[Begin PROVIDED INFORMATION]

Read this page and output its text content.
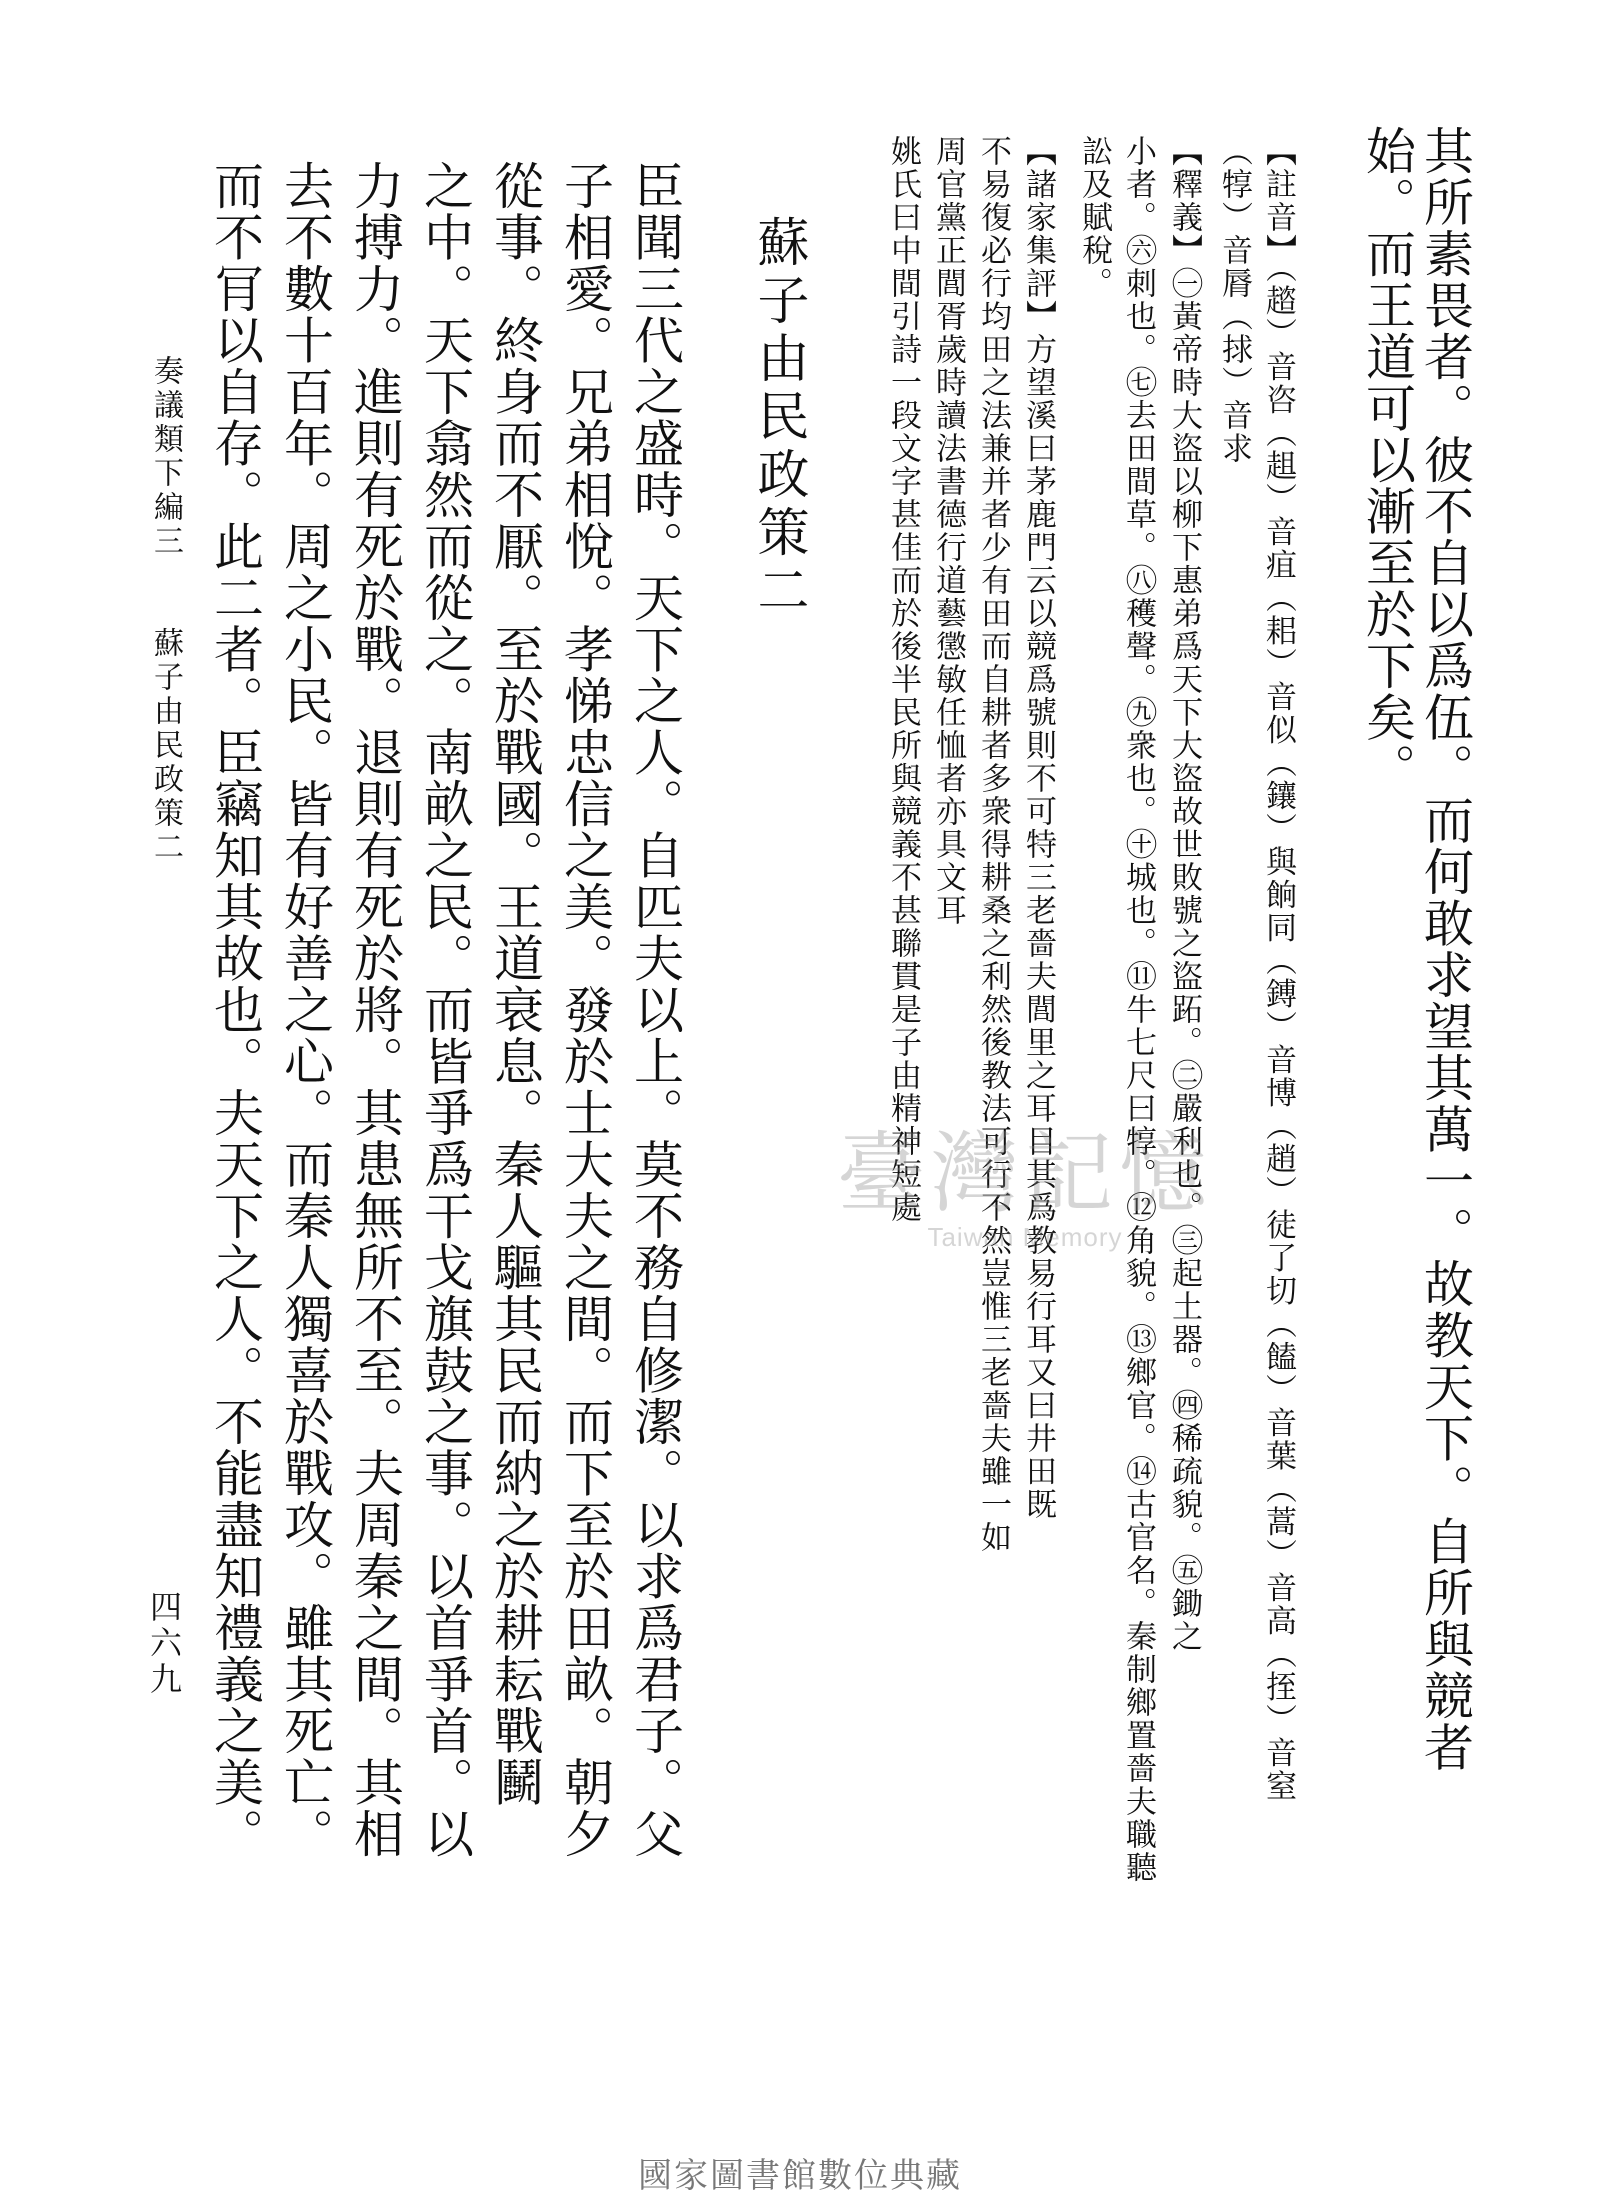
其所素畏者。彼不自以爲伍。而何敢求望其萬一。故教天下。自所與競者
始。而王道可以漸至於下矣。
【註音】（趦）音咨（趄）音疽（耜）音似（鑲）與餉同（鎛）音博（趙）徒了切（饁）音葉（蒿）音高（挃）音窒
（犉）音脣（捄）音求
【釋義】㊀黃帝時大盜以柳下惠弟爲天下大盜故世敗號之盜跖。㊁嚴利也。㊂起土器。㊃稀疏貌。㊄鋤之
小者。㊅刺也。㊆去田間草。㊇穫聲。㊈衆也。㊉城也。⑪牛七尺曰犉。⑫角貌。⑬鄉官。⑭古官名。秦制鄉置嗇夫職聽
訟及賦稅。
【諸家集評】方望溪曰茅鹿門云以競爲號則不可特三老嗇夫閭里之耳目其爲教易行耳又曰井田既
不易復必行均田之法兼并者少有田而自耕者多衆得耕桑之利然後教法可行不然豈惟三老嗇夫雖一如
周官黨正閭胥歲時讀法書德行道藝懲敏任恤者亦具文耳
姚氏曰中間引詩一段文字甚佳而於後半民所與競義不甚聯貫是子由精神短處
蘇子由民政策二
臣聞三代之盛時。天下之人。自匹夫以上。莫不務自修潔。以求爲君子。父
子相愛。兄弟相悅。孝悌忠信之美。發於士大夫之間。而下至於田畝。朝夕
從事。終身而不厭。至於戰國。王道衰息。秦人驅其民而納之於耕耘戰鬭
之中。天下翕然而從之。南畝之民。而皆爭爲干戈旗鼓之事。以首爭首。以
力搏力。進則有死於戰。退則有死於將。其患無所不至。夫周秦之間。其相
去不數十百年。周之小民。皆有好善之心。而秦人獨喜於戰攻。雖其死亡。
而不肎以自存。此二者。臣竊知其故也。夫天下之人。不能盡知禮義之美。
奏議類下編三　　蘇子由民政策二
四六九
臺灣記憶
Taiwan Memory
國家圖書館數位典藏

[End PROVIDED INFORMATION]

### AIM
None of the pictures should appear; repeat the records exactly otherwise.

### REPLY
Read this page and output its text content.
其所素畏者。彼不自以爲伍。而何敢求望其萬一。故教天下。自所與競者
始。而王道可以漸至於下矣。
【註音】（趦）音咨（趄）音疽（耜）音似（鑲）與餉同（鎛）音博（趙）徒了切（饁）音葉（蒿）音高（挃）音窒
（犉）音脣（捄）音求
【釋義】㊀黃帝時大盜以柳下惠弟爲天下大盜故世敗號之盜跖。㊁嚴利也。㊂起土器。㊃稀疏貌。㊄鋤之
小者。㊅刺也。㊆去田間草。㊇穫聲。㊈衆也。㊉城也。⑪牛七尺曰犉。⑫角貌。⑬鄉官。⑭古官名。秦制鄉置嗇夫職聽
訟及賦稅。
【諸家集評】方望溪曰茅鹿門云以競爲號則不可特三老嗇夫閭里之耳目其爲教易行耳又曰井田既
不易復必行均田之法兼并者少有田而自耕者多衆得耕桑之利然後教法可行不然豈惟三老嗇夫雖一如
周官黨正閭胥歲時讀法書德行道藝懲敏任恤者亦具文耳
姚氏曰中間引詩一段文字甚佳而於後半民所與競義不甚聯貫是子由精神短處
蘇子由民政策二
臣聞三代之盛時。天下之人。自匹夫以上。莫不務自修潔。以求爲君子。父
子相愛。兄弟相悅。孝悌忠信之美。發於士大夫之間。而下至於田畝。朝夕
從事。終身而不厭。至於戰國。王道衰息。秦人驅其民而納之於耕耘戰鬭
之中。天下翕然而從之。南畝之民。而皆爭爲干戈旗鼓之事。以首爭首。以
力搏力。進則有死於戰。退則有死於將。其患無所不至。夫周秦之間。其相
去不數十百年。周之小民。皆有好善之心。而秦人獨喜於戰攻。雖其死亡。
而不肎以自存。此二者。臣竊知其故也。夫天下之人。不能盡知禮義之美。
奏議類下編三　　蘇子由民政策二
四六九
臺灣記憶
Taiwan Memory
國家圖書館數位典藏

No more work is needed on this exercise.